Find every line in the records below that contains the word "platos", and copy each such line.

▸ **INPUT FOR THIS TASK**:
• • • • •
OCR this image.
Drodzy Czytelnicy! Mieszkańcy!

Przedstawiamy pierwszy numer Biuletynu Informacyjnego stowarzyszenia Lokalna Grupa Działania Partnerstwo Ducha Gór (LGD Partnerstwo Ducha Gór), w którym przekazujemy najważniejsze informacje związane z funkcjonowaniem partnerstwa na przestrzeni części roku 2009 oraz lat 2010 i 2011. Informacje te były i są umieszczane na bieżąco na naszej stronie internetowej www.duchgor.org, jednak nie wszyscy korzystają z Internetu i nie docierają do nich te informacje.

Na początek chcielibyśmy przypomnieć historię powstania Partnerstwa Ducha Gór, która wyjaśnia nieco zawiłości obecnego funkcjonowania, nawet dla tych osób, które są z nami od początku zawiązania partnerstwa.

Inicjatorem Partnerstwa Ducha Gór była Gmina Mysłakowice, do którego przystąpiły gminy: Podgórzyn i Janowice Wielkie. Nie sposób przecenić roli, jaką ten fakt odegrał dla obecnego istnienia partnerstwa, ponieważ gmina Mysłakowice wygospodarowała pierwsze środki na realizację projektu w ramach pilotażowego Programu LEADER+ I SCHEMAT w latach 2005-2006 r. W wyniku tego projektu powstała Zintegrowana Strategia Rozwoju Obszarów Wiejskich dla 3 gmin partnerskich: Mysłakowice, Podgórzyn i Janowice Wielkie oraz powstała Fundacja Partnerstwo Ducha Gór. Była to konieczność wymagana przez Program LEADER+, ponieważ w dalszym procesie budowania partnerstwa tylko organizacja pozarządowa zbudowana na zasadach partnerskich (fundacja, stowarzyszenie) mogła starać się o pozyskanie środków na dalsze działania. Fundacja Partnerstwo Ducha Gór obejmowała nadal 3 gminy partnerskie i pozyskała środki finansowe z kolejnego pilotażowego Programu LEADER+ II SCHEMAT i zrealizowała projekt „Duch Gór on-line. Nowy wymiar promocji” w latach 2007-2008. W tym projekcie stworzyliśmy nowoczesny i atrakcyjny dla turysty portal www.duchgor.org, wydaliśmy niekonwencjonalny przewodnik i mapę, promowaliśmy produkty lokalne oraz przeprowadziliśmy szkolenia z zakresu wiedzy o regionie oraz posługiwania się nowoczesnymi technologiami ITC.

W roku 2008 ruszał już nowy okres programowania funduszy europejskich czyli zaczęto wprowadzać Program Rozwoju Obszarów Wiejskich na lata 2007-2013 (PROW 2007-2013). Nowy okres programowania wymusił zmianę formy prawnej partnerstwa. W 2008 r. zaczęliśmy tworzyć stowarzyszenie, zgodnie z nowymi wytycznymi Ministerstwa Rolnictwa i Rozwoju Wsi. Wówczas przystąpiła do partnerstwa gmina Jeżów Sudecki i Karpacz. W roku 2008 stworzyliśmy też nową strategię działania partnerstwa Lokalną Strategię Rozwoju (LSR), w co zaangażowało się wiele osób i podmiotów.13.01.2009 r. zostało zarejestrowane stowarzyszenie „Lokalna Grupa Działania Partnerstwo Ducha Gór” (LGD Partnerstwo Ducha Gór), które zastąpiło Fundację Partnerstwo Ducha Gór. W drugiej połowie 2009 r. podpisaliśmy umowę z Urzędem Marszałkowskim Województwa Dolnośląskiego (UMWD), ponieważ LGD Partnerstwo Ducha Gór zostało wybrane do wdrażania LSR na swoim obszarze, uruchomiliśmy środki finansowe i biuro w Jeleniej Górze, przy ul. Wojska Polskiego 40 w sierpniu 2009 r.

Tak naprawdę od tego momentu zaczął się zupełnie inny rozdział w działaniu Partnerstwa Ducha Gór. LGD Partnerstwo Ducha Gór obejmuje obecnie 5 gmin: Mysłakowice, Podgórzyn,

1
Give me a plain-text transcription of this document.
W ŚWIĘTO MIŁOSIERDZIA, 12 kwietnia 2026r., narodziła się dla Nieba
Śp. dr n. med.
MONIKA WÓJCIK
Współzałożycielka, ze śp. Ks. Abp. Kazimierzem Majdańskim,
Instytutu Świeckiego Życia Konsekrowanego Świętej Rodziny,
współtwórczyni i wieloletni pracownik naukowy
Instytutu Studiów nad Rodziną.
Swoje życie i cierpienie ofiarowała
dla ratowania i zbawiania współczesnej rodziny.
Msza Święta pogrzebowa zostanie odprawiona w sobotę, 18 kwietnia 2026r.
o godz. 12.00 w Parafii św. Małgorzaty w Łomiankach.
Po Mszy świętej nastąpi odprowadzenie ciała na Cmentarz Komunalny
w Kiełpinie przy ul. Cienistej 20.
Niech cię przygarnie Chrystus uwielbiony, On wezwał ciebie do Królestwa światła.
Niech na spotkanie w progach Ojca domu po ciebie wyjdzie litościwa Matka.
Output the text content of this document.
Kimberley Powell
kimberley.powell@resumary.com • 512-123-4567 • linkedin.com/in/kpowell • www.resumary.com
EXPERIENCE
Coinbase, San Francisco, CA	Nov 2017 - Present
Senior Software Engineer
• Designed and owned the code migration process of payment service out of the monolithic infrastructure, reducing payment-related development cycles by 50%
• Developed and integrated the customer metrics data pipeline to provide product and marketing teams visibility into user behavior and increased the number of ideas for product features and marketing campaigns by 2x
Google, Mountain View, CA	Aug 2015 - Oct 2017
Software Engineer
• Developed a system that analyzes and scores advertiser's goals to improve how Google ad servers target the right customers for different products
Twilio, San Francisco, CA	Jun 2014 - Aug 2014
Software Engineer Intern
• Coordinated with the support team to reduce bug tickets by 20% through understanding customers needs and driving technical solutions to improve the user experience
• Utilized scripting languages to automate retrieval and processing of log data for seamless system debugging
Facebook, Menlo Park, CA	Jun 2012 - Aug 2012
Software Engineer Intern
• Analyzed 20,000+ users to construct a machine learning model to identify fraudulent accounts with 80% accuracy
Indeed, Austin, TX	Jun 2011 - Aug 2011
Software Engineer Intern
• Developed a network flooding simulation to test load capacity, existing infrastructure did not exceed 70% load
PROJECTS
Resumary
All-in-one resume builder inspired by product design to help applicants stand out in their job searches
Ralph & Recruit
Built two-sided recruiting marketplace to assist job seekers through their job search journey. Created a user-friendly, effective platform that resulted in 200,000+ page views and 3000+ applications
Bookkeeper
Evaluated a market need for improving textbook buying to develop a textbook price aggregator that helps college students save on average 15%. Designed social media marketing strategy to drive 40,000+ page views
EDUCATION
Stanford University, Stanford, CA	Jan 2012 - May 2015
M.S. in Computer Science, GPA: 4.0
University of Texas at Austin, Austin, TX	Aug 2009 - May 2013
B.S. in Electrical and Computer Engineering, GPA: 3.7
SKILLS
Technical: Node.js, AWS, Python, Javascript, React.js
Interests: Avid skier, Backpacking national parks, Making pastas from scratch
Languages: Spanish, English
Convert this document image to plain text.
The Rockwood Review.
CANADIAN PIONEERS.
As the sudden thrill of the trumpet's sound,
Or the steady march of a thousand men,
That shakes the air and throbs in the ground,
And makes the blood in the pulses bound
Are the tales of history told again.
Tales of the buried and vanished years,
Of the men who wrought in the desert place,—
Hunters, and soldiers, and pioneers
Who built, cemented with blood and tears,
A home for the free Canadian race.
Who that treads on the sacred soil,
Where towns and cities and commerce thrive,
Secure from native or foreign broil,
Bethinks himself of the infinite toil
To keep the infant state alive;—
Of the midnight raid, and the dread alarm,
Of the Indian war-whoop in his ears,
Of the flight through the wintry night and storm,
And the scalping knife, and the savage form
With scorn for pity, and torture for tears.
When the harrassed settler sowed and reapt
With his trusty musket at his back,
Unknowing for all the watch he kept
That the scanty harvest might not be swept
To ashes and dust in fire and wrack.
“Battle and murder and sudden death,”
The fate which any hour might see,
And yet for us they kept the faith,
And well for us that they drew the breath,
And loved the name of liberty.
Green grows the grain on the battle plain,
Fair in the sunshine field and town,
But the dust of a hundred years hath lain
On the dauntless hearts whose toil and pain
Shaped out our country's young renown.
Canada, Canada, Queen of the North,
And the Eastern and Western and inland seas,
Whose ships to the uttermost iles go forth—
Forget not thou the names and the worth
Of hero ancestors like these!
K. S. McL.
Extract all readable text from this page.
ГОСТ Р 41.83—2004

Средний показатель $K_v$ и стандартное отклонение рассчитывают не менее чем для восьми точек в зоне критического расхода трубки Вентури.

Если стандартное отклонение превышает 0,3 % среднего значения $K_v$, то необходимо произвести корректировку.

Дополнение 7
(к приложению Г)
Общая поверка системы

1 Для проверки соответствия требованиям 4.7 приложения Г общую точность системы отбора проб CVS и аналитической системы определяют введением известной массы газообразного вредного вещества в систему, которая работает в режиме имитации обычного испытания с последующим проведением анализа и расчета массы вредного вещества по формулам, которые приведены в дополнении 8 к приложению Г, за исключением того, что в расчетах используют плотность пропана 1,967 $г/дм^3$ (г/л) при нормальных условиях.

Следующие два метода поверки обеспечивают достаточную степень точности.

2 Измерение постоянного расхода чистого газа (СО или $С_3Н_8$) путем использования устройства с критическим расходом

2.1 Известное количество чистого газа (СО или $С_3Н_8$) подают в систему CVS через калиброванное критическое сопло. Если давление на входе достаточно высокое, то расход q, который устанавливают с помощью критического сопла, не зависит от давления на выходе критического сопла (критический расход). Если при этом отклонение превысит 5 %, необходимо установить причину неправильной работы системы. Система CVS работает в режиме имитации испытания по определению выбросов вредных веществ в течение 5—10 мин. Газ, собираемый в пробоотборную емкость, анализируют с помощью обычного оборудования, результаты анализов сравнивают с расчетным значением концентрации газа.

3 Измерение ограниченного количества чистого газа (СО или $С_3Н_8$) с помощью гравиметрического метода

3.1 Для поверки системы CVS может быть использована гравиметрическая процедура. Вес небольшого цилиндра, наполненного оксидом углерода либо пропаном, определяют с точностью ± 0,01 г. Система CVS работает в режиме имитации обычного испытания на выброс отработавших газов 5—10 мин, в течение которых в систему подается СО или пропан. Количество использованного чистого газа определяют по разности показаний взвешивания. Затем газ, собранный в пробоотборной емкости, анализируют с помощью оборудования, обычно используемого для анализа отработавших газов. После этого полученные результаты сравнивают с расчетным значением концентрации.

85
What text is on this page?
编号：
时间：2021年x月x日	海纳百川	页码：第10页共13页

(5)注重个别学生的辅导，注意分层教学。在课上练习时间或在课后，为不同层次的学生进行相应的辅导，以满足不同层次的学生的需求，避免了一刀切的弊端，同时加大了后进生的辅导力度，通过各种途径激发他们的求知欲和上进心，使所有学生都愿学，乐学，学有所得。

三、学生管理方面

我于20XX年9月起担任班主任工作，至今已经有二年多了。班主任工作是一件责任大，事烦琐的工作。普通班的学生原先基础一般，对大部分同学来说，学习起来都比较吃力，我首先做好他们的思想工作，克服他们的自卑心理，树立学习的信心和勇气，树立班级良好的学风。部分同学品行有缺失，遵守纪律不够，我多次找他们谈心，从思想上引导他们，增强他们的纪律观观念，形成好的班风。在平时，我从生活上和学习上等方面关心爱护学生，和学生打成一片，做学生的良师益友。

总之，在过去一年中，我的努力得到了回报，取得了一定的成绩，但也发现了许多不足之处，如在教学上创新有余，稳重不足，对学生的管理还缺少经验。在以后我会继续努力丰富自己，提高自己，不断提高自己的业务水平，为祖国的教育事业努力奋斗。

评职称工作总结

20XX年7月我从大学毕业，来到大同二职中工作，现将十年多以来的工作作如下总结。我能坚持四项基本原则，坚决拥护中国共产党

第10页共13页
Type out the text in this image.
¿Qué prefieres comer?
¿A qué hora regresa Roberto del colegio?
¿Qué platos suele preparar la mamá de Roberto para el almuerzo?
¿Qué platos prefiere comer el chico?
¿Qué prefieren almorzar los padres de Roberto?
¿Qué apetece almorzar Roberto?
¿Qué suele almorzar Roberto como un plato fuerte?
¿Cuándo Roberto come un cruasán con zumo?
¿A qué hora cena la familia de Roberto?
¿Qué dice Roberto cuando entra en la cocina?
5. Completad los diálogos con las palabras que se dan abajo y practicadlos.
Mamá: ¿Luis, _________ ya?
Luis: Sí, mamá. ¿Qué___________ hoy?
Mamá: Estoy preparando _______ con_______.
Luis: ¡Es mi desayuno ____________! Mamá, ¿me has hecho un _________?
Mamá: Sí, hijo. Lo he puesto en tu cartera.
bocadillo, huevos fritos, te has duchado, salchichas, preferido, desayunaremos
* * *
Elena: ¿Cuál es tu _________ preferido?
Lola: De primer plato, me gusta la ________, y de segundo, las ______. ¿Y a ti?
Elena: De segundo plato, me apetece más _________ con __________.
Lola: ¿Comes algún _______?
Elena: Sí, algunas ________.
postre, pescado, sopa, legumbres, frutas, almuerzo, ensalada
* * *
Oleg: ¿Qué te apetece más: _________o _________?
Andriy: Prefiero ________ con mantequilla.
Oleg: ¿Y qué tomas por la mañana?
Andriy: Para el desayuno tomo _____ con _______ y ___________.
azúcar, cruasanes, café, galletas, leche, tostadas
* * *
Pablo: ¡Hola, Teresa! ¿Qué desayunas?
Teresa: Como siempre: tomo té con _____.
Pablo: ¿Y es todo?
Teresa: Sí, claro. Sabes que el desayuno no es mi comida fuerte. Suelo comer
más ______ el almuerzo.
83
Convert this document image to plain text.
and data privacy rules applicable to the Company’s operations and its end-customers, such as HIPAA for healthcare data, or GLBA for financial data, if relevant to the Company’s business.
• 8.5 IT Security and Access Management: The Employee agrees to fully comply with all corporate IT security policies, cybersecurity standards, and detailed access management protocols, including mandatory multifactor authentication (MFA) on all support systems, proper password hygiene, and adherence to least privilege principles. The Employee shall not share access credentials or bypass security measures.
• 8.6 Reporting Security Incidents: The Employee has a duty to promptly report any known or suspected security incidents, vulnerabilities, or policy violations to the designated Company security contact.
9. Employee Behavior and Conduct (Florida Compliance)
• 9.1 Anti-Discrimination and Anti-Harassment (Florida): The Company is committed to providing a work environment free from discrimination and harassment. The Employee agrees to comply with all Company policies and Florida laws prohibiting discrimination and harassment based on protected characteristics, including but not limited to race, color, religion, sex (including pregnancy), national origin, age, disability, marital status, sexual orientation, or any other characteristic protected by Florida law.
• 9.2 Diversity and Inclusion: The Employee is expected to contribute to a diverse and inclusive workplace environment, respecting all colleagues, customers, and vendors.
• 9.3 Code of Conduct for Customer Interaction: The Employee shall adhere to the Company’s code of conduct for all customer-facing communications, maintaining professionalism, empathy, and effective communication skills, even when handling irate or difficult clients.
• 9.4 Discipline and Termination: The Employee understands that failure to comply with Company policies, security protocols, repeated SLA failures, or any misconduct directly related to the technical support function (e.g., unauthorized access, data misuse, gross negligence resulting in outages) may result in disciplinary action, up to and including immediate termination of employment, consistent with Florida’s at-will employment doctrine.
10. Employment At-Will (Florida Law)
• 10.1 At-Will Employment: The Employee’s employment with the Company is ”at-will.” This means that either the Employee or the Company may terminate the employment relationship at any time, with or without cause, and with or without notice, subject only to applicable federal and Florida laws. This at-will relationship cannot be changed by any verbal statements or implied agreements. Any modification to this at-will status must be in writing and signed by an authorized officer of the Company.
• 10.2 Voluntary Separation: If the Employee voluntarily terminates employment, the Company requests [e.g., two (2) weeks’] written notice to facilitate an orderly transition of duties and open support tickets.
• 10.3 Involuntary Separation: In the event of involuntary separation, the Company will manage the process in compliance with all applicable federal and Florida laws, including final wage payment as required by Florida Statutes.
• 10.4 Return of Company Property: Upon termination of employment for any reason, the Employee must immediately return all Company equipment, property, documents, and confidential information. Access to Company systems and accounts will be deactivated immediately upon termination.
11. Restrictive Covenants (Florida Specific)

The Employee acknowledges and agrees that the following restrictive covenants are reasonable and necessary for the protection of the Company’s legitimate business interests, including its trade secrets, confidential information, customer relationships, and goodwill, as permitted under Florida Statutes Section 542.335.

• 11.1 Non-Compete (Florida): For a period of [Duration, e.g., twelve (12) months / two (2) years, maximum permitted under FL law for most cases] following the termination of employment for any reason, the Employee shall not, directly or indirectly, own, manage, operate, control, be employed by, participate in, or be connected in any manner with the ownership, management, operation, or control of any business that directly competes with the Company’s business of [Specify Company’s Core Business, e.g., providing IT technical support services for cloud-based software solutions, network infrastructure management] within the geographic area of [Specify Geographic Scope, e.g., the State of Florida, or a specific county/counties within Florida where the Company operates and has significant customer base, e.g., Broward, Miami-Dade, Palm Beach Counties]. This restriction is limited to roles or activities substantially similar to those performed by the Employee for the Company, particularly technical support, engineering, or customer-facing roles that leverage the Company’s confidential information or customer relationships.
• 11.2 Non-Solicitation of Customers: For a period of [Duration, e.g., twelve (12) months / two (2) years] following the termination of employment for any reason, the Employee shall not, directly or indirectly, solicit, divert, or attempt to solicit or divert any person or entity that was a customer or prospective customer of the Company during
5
• • • • •
▸ **TASK RESPONSE**:
¿Qué platos suele preparar la mamá de Roberto para el almuerzo?
¿Qué platos prefiere comer el chico?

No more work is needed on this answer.